Stored entries:
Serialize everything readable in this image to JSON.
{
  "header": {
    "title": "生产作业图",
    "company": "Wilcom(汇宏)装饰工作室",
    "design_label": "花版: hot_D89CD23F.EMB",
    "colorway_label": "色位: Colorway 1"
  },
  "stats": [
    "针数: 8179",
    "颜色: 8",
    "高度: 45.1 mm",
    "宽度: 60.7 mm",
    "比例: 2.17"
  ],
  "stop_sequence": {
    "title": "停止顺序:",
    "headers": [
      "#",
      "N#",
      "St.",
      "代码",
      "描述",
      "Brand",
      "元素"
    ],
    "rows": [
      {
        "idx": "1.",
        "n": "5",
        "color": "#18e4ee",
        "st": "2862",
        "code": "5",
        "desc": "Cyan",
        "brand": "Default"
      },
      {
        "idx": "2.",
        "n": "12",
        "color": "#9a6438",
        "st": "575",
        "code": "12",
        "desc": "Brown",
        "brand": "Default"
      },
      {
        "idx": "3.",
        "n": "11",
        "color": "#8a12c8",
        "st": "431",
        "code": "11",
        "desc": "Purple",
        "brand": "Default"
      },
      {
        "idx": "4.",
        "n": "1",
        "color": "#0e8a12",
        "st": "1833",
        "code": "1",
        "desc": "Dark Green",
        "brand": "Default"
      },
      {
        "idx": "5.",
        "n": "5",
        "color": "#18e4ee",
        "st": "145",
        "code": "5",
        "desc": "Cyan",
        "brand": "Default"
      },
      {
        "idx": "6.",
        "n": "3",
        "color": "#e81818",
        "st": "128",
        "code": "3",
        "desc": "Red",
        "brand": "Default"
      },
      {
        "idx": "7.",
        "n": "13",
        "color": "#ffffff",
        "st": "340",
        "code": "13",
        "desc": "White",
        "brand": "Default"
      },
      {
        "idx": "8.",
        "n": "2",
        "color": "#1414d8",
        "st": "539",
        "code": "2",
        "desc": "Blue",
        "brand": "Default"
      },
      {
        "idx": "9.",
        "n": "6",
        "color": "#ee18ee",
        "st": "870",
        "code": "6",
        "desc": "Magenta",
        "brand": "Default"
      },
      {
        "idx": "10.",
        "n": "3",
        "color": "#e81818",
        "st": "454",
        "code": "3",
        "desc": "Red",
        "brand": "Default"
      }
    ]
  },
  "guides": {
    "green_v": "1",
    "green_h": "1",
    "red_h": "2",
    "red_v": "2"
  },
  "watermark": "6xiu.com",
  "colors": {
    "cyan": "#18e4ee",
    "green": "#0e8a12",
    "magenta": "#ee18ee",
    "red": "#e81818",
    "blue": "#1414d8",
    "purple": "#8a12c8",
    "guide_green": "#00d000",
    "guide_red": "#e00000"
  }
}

Your instructions: Work out how many lines in the entries hold the string "code". Your answer should consist solely of that number.

Exercise solution: 10